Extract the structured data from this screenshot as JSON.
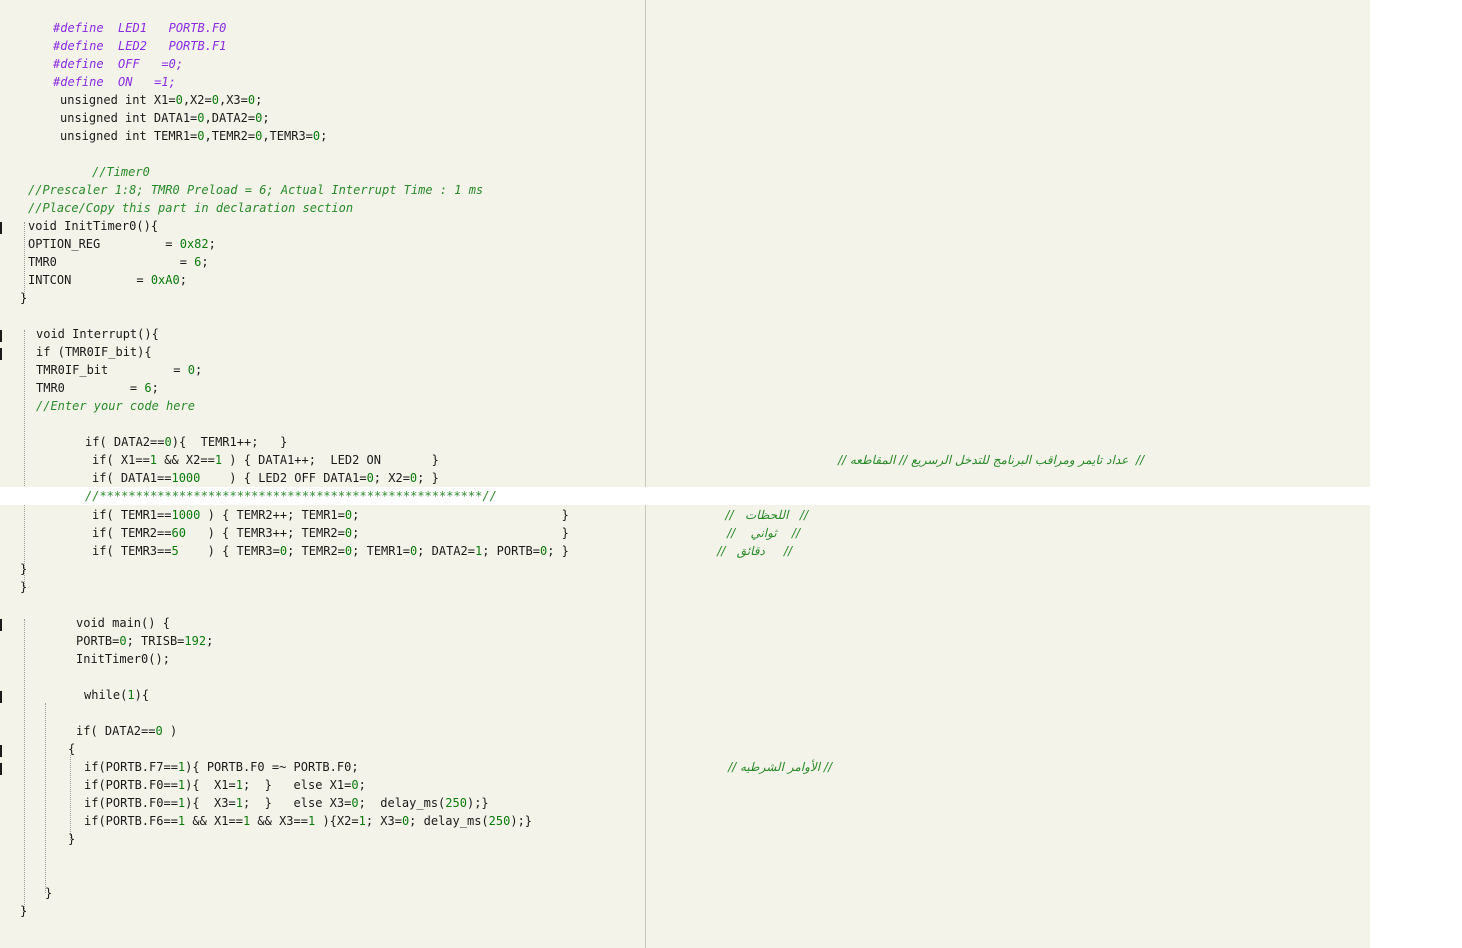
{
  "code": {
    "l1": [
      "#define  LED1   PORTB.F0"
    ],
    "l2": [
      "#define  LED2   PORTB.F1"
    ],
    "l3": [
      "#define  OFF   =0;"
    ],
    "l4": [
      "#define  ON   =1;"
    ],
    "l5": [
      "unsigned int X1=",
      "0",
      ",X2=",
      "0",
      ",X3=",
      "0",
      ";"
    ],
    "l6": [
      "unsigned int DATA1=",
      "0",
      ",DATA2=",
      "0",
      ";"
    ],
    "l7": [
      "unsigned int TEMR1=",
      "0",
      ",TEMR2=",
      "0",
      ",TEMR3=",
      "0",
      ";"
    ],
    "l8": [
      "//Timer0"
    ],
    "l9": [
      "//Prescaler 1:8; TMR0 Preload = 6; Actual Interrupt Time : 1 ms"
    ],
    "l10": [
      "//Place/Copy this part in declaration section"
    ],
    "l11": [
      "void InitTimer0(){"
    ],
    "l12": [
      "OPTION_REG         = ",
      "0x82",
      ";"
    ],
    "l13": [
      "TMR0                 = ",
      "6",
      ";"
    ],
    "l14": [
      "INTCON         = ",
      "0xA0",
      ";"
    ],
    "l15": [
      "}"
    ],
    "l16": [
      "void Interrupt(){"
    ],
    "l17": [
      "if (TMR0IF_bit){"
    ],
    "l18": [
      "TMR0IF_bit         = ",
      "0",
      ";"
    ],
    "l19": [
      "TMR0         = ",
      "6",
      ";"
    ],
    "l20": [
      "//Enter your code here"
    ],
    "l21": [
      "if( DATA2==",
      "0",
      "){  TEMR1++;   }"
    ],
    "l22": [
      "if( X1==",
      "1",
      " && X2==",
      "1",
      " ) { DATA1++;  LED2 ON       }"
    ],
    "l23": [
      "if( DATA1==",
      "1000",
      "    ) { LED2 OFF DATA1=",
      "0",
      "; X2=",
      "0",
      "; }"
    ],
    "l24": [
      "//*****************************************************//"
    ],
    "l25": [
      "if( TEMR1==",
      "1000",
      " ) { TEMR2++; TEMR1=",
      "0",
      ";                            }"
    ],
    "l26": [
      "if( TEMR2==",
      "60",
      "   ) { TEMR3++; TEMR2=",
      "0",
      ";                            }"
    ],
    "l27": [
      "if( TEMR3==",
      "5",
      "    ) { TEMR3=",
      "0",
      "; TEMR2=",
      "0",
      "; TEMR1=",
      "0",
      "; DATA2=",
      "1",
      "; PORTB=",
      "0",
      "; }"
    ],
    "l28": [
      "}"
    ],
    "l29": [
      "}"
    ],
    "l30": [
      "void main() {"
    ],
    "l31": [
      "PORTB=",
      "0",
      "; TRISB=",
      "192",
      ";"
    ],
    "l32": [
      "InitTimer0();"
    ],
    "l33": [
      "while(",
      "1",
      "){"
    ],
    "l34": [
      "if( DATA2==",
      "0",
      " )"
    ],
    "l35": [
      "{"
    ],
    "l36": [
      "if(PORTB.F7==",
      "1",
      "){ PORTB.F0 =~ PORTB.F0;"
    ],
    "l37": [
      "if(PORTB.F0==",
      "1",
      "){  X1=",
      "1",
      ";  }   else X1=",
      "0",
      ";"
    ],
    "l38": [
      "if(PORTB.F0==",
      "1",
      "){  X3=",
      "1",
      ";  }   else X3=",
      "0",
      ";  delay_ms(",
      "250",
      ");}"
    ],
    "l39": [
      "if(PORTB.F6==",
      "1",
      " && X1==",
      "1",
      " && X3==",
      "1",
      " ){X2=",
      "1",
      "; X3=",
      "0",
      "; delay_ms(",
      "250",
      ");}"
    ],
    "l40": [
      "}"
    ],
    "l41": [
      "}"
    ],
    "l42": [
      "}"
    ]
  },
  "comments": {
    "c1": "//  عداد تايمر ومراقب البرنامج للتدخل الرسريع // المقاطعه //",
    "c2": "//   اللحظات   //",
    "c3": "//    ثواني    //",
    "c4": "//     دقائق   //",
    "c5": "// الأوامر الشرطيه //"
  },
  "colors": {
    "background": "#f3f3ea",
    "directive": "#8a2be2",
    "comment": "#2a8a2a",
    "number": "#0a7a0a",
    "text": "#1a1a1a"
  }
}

---

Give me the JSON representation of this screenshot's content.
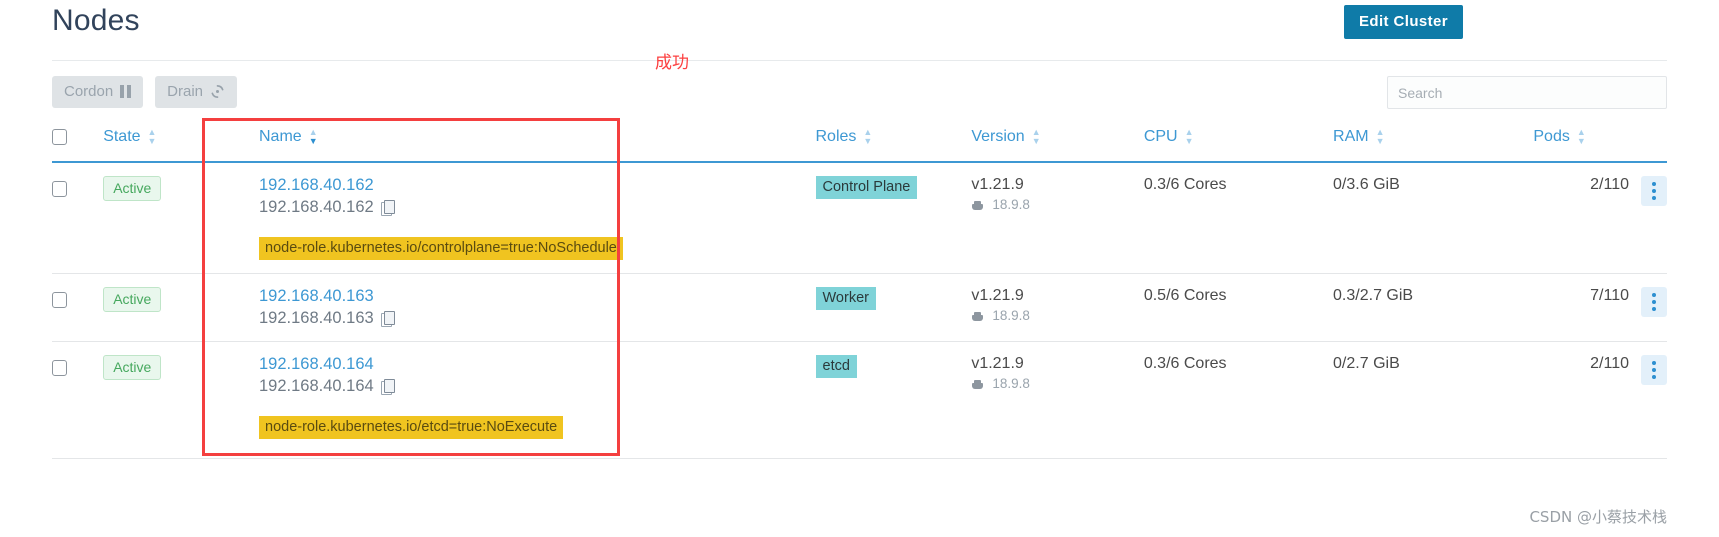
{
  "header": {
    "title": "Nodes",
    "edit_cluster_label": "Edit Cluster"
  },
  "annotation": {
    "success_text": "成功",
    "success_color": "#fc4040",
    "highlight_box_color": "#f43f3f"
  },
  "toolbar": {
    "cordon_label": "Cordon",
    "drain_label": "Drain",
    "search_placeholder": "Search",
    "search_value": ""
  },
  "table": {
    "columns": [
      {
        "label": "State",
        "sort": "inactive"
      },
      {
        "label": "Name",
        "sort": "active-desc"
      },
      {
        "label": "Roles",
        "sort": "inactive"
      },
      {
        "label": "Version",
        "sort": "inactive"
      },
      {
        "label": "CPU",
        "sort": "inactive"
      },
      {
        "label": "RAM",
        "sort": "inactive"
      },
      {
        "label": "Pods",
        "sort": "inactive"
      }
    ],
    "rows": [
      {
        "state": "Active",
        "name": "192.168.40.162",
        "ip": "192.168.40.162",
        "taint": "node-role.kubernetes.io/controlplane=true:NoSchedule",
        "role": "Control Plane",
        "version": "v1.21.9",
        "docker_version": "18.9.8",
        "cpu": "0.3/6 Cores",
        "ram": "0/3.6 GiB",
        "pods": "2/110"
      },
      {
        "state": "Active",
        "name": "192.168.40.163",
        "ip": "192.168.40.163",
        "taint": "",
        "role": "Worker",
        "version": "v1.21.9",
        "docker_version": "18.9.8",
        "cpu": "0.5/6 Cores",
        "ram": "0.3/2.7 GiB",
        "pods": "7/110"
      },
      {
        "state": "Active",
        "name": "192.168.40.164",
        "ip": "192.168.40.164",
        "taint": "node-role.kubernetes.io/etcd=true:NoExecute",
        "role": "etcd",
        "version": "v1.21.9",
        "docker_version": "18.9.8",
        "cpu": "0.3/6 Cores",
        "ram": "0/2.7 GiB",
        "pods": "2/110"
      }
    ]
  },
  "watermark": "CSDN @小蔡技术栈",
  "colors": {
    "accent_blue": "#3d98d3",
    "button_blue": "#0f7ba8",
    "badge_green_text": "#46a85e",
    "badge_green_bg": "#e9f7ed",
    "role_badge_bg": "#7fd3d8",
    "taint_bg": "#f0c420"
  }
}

--

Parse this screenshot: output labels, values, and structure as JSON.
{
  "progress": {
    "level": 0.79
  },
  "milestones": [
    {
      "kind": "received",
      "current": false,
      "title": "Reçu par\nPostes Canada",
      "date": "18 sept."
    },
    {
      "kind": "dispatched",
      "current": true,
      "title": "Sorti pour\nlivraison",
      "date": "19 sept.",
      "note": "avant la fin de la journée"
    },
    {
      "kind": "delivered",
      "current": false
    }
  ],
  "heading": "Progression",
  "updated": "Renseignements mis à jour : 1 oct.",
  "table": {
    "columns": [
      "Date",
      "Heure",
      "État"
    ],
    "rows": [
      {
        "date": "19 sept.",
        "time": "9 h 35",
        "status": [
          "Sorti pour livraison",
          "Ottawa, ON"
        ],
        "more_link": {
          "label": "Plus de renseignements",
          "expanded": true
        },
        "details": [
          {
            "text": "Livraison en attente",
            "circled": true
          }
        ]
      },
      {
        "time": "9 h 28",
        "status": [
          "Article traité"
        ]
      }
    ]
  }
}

What is needed
Count up the lines in the listing that hold the word "Interrupt", and give that number only.

Response
2